◆ **Given instruction**: Exclude the pictures and return every line exactly as written.

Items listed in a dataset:
◇ ◇ ◇ ◇
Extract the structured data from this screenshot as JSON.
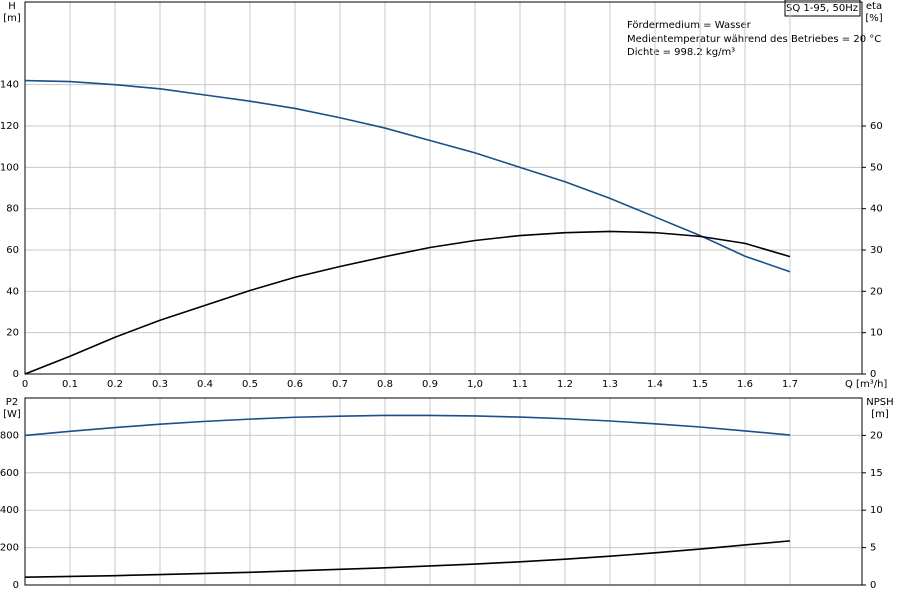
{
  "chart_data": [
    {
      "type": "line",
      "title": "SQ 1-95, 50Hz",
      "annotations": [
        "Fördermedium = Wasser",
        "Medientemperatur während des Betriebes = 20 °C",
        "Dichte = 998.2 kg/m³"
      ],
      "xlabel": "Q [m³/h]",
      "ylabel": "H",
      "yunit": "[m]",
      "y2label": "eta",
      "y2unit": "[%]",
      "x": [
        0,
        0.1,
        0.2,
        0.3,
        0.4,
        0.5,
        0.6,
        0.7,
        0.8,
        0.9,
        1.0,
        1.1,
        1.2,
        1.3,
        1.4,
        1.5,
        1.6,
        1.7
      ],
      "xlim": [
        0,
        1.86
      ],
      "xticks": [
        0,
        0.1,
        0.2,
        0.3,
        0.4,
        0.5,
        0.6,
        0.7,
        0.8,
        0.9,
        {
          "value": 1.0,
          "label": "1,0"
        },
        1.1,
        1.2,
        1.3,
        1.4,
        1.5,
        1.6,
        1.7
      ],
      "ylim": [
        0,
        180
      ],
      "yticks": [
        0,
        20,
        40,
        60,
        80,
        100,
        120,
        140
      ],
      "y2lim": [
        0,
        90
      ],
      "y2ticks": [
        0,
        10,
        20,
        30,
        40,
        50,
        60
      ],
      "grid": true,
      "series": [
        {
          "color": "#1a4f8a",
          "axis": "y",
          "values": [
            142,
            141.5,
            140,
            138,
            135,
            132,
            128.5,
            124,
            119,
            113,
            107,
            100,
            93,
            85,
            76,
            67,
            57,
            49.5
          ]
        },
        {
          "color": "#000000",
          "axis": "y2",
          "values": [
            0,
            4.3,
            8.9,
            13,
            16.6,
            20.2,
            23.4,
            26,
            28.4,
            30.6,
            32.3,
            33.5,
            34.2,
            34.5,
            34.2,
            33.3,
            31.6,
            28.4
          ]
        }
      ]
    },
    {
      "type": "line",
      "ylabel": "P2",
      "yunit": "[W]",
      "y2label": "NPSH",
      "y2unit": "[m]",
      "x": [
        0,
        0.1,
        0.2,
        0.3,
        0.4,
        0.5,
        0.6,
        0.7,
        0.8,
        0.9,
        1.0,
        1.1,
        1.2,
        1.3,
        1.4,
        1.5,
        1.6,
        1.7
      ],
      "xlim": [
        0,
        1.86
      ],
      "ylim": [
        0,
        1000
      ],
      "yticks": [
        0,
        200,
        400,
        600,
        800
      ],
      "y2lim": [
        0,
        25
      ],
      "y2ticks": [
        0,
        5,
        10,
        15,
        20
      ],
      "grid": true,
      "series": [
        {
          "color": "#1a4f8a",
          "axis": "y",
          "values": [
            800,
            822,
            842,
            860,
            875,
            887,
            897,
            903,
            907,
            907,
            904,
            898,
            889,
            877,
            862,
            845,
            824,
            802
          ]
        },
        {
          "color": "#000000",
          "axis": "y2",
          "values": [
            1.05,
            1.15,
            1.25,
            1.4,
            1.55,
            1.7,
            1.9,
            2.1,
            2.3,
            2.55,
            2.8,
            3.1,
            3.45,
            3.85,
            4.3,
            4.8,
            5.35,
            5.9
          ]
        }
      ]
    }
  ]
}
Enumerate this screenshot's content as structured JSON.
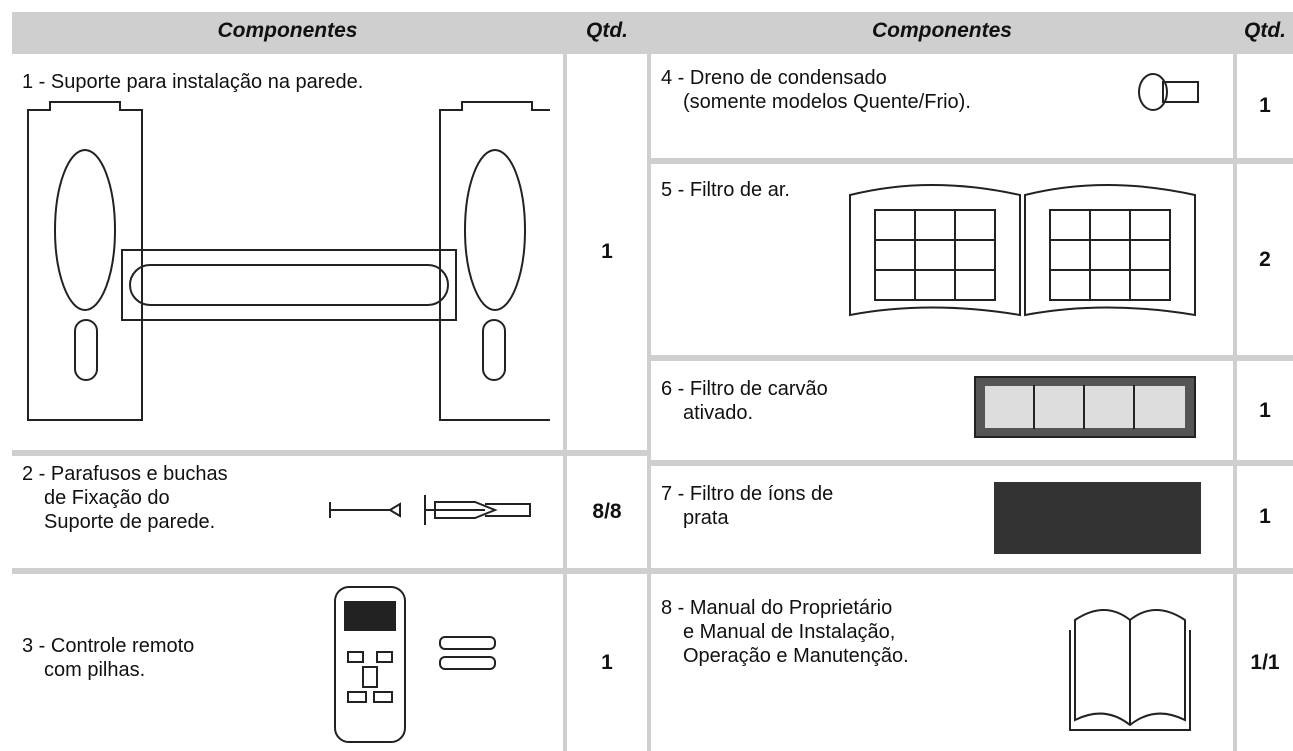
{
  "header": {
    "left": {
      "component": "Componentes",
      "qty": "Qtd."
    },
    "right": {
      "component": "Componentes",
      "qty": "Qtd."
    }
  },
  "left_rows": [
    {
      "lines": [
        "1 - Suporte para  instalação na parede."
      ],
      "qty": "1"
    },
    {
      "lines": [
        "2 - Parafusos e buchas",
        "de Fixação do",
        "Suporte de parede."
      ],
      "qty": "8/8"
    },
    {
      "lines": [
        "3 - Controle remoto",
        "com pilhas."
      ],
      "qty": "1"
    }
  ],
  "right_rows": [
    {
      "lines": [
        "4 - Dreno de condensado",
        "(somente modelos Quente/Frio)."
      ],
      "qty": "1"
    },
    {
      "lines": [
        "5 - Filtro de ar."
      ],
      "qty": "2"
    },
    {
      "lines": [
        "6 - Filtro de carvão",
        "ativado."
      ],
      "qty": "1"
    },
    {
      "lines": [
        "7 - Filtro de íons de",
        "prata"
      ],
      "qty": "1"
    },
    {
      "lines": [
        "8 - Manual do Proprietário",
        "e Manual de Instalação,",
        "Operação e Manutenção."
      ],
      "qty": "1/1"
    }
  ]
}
◇ ◇ ◇ ◇
◆ **Solution for this exercise**:
Extract the structured data from this screenshot as JSON.
{
  "chart_data": [
    {
      "type": "line",
      "title": "SQ 1-95, 50Hz",
      "annotations": [
        "Fördermedium = Wasser",
        "Medientemperatur während des Betriebes = 20 °C",
        "Dichte = 998.2 kg/m³"
      ],
      "xlabel": "Q [m³/h]",
      "ylabel": "H",
      "yunit": "[m]",
      "y2label": "eta",
      "y2unit": "[%]",
      "x": [
        0,
        0.1,
        0.2,
        0.3,
        0.4,
        0.5,
        0.6,
        0.7,
        0.8,
        0.9,
        1.0,
        1.1,
        1.2,
        1.3,
        1.4,
        1.5,
        1.6,
        1.7
      ],
      "xlim": [
        0,
        1.86
      ],
      "xticks": [
        0,
        0.1,
        0.2,
        0.3,
        0.4,
        0.5,
        0.6,
        0.7,
        0.8,
        0.9,
        {
          "value": 1.0,
          "label": "1,0"
        },
        1.1,
        1.2,
        1.3,
        1.4,
        1.5,
        1.6,
        1.7
      ],
      "ylim": [
        0,
        180
      ],
      "yticks": [
        0,
        20,
        40,
        60,
        80,
        100,
        120,
        140
      ],
      "y2lim": [
        0,
        90
      ],
      "y2ticks": [
        0,
        10,
        20,
        30,
        40,
        50,
        60
      ],
      "grid": true,
      "series": [
        {
          "color": "#1a4f8a",
          "axis": "y",
          "values": [
            142,
            141.5,
            140,
            138,
            135,
            132,
            128.5,
            124,
            119,
            113,
            107,
            100,
            93,
            85,
            76,
            67,
            57,
            49.5
          ]
        },
        {
          "color": "#000000",
          "axis": "y2",
          "values": [
            0,
            4.3,
            8.9,
            13,
            16.6,
            20.2,
            23.4,
            26,
            28.4,
            30.6,
            32.3,
            33.5,
            34.2,
            34.5,
            34.2,
            33.3,
            31.6,
            28.4
          ]
        }
      ]
    },
    {
      "type": "line",
      "ylabel": "P2",
      "yunit": "[W]",
      "y2label": "NPSH",
      "y2unit": "[m]",
      "x": [
        0,
        0.1,
        0.2,
        0.3,
        0.4,
        0.5,
        0.6,
        0.7,
        0.8,
        0.9,
        1.0,
        1.1,
        1.2,
        1.3,
        1.4,
        1.5,
        1.6,
        1.7
      ],
      "xlim": [
        0,
        1.86
      ],
      "ylim": [
        0,
        1000
      ],
      "yticks": [
        0,
        200,
        400,
        600,
        800
      ],
      "y2lim": [
        0,
        25
      ],
      "y2ticks": [
        0,
        5,
        10,
        15,
        20
      ],
      "grid": true,
      "series": [
        {
          "color": "#1a4f8a",
          "axis": "y",
          "values": [
            800,
            822,
            842,
            860,
            875,
            887,
            897,
            903,
            907,
            907,
            904,
            898,
            889,
            877,
            862,
            845,
            824,
            802
          ]
        },
        {
          "color": "#000000",
          "axis": "y2",
          "values": [
            1.05,
            1.15,
            1.25,
            1.4,
            1.55,
            1.7,
            1.9,
            2.1,
            2.3,
            2.55,
            2.8,
            3.1,
            3.45,
            3.85,
            4.3,
            4.8,
            5.35,
            5.9
          ]
        }
      ]
    }
  ]
}
Enumerate this screenshot's content as structured JSON.
{
  "header": {
    "left": {
      "component": "Componentes",
      "qty": "Qtd."
    },
    "right": {
      "component": "Componentes",
      "qty": "Qtd."
    }
  },
  "left_rows": [
    {
      "lines": [
        "1 - Suporte para  instalação na parede."
      ],
      "qty": "1"
    },
    {
      "lines": [
        "2 - Parafusos e buchas",
        "de Fixação do",
        "Suporte de parede."
      ],
      "qty": "8/8"
    },
    {
      "lines": [
        "3 - Controle remoto",
        "com pilhas."
      ],
      "qty": "1"
    }
  ],
  "right_rows": [
    {
      "lines": [
        "4 - Dreno de condensado",
        "(somente modelos Quente/Frio)."
      ],
      "qty": "1"
    },
    {
      "lines": [
        "5 - Filtro de ar."
      ],
      "qty": "2"
    },
    {
      "lines": [
        "6 - Filtro de carvão",
        "ativado."
      ],
      "qty": "1"
    },
    {
      "lines": [
        "7 - Filtro de íons de",
        "prata"
      ],
      "qty": "1"
    },
    {
      "lines": [
        "8 - Manual do Proprietário",
        "e Manual de Instalação,",
        "Operação e Manutenção."
      ],
      "qty": "1/1"
    }
  ]
}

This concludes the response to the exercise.